● **Your instructions**: Please retype the data in full and exactly; the pictures are not part of the copy.

● **Records for this task**:

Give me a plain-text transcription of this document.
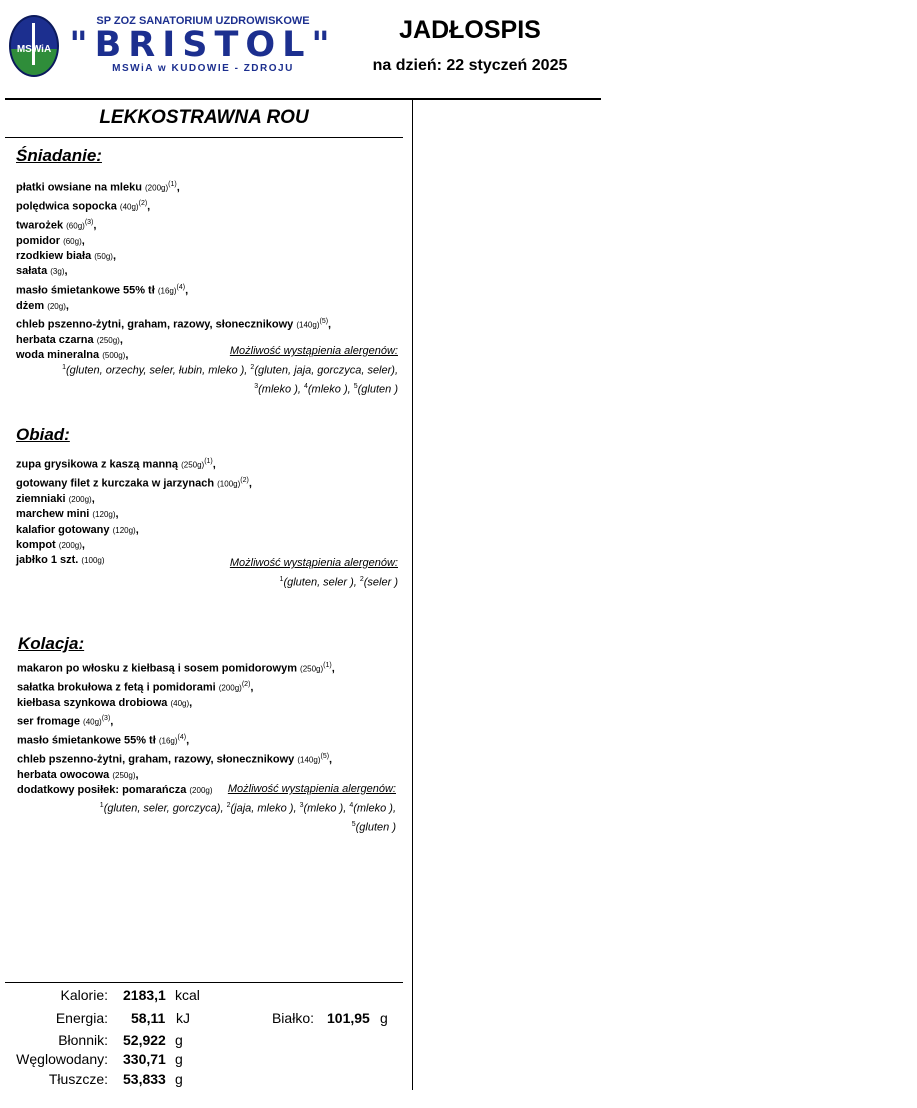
MSWiA
SP ZOZ SANATORIUM UZDROWISKOWE
"BRISTOL"
MSWiA w KUDOWIE - ZDROJU
JADŁOSPIS
na dzień: 22 styczeń 2025
LEKKOSTRAWNA ROU
Śniadanie:
płatki owsiane na mleku $(200g)^{(1)}$,
polędwica sopocka $(40g)^{(2)}$,
twarożek $(60g)^{(3)}$,
pomidor (60g),
rzodkiew biała (50g),
sałata (3g),
masło śmietankowe 55% tł $(16g)^{(4)}$,
dżem (20g),
chleb pszenno-żytni, graham, razowy, słonecznikowy $(140g)^{(5)}$,
herbata czarna (250g),
woda mineralna (500g),	Możliwość wystąpienia alergenów:
$^1$(gluten, orzechy, seler, łubin, mleko ), $^2$(gluten, jaja, gorczyca, seler),
$^3$(mleko ), $^4$(mleko ), $^5$(gluten )
Obiad:
zupa grysikowa z kaszą manną $(250g)^{(1)}$,
gotowany filet z kurczaka w jarzynach $(100g)^{(2)}$,
ziemniaki (200g),
marchew mini (120g),
kalafior gotowany (120g),
kompot (200g),
jabłko 1 szt. (100g)	Możliwość wystąpienia alergenów:
$^1$(gluten, seler ), $^2$(seler )
Kolacja:
makaron po włosku z kiełbasą i sosem pomidorowym $(250g)^{(1)}$,
sałatka brokułowa z fetą i pomidorami $(200g)^{(2)}$,
kiełbasa szynkowa drobiowa (40g),
ser fromage $(40g)^{(3)}$,
masło śmietankowe 55% tł $(16g)^{(4)}$,
chleb pszenno-żytni, graham, razowy, słonecznikowy $(140g)^{(5)}$,
herbata owocowa (250g),
dodatkowy posiłek: pomarańcza (200g)	Możliwość wystąpienia alergenów:
$^1$(gluten, seler, gorczyca), $^2$(jaja, mleko ), $^3$(mleko ), $^4$(mleko ),
$^5$(gluten )
Kalorie: 2183,1 kcal
Energia: 58,11 kJ	Białko: 101,95 g
Błonnik: 52,922 g
Węglowodany: 330,71 g
Tłuszcze: 53,833 g
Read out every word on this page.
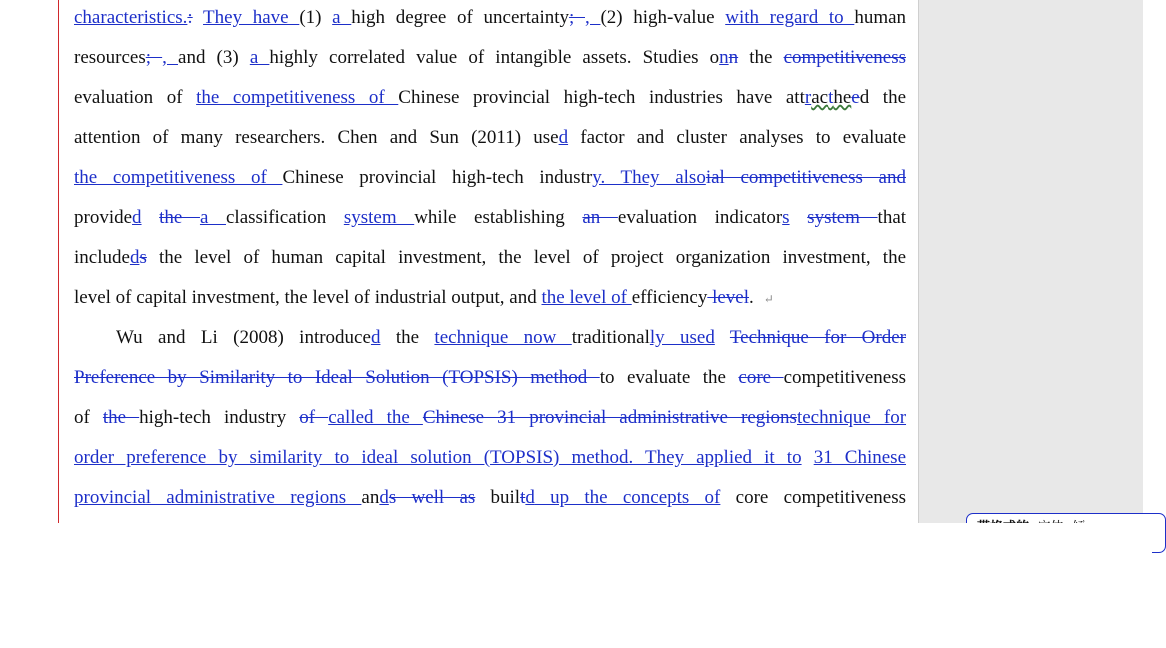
characteristics.: They have (1) a high degree of uncertainty; , (2) high-value with regard to human
resources; , and (3) a highly correlated value of intangible assets. Studies onn the competitiveness
evaluation of the competitiveness of Chinese provincial high-tech industries have attractheed the
attention of many researchers. Chen and Sun (2011) used factor and cluster analyses to evaluate
the competitiveness of Chinese provincial high-tech industry. They alsoial competitiveness and
provided the a classification system while establishing an evaluation indicators system that
includeds the level of human capital investment, the level of project organization investment, the
level of capital investment, the level of industrial output, and the level of efficiency level. ↵
Wu and Li (2008) introduced the technique now traditionally used Technique for Order
Preference by Similarity to Ideal Solution (TOPSIS) method to evaluate the core competitiveness
of the high-tech industry of called the Chinese 31 provincial administrative regionstechnique for
order preference by similarity to ideal solution (TOPSIS) method. They applied it to 31 Chinese
provincial administrative regions ands well as builtd up the concepts of core competitiveness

● **Correct response**:
Give me a plain-text transcription of this document.
MSWiA
SP ZOZ SANATORIUM UZDROWISKOWE
"BRISTOL"
MSWiA w KUDOWIE - ZDROJU
JADŁOSPIS
na dzień: 22 styczeń 2025
LEKKOSTRAWNA ROU
Śniadanie:
płatki owsiane na mleku $(200g)^{(1)}$,
polędwica sopocka $(40g)^{(2)}$,
twarożek $(60g)^{(3)}$,
pomidor (60g),
rzodkiew biała (50g),
sałata (3g),
masło śmietankowe 55% tł $(16g)^{(4)}$,
dżem (20g),
chleb pszenno-żytni, graham, razowy, słonecznikowy $(140g)^{(5)}$,
herbata czarna (250g),
woda mineralna (500g),	Możliwość wystąpienia alergenów:
$^1$(gluten, orzechy, seler, łubin, mleko ), $^2$(gluten, jaja, gorczyca, seler),
$^3$(mleko ), $^4$(mleko ), $^5$(gluten )
Obiad:
zupa grysikowa z kaszą manną $(250g)^{(1)}$,
gotowany filet z kurczaka w jarzynach $(100g)^{(2)}$,
ziemniaki (200g),
marchew mini (120g),
kalafior gotowany (120g),
kompot (200g),
jabłko 1 szt. (100g)	Możliwość wystąpienia alergenów:
$^1$(gluten, seler ), $^2$(seler )
Kolacja:
makaron po włosku z kiełbasą i sosem pomidorowym $(250g)^{(1)}$,
sałatka brokułowa z fetą i pomidorami $(200g)^{(2)}$,
kiełbasa szynkowa drobiowa (40g),
ser fromage $(40g)^{(3)}$,
masło śmietankowe 55% tł $(16g)^{(4)}$,
chleb pszenno-żytni, graham, razowy, słonecznikowy $(140g)^{(5)}$,
herbata owocowa (250g),
dodatkowy posiłek: pomarańcza (200g)	Możliwość wystąpienia alergenów:
$^1$(gluten, seler, gorczyca), $^2$(jaja, mleko ), $^3$(mleko ), $^4$(mleko ),
$^5$(gluten )
Kalorie: 2183,1 kcal
Energia: 58,11 kJ	Białko: 101,95 g
Błonnik: 52,922 g
Węglowodany: 330,71 g
Tłuszcze: 53,833 g
Read out every word on this page.
characteristics.: They have (1) a high degree of uncertainty; , (2) high-value with regard to human
resources; , and (3) a highly correlated value of intangible assets. Studies onn the competitiveness
evaluation of the competitiveness of Chinese provincial high-tech industries have attractheed the
attention of many researchers. Chen and Sun (2011) used factor and cluster analyses to evaluate
the competitiveness of Chinese provincial high-tech industry. They alsoial competitiveness and
provided the a classification system while establishing an evaluation indicators system that
includeds the level of human capital investment, the level of project organization investment, the
level of capital investment, the level of industrial output, and the level of efficiency level. ↵
Wu and Li (2008) introduced the technique now traditionally used Technique for Order
Preference by Similarity to Ideal Solution (TOPSIS) method to evaluate the core competitiveness
of the high-tech industry of called the Chinese 31 provincial administrative regionstechnique for
order preference by similarity to ideal solution (TOPSIS) method. They applied it to 31 Chinese
provincial administrative regions ands well as builtd up the concepts of core competitiveness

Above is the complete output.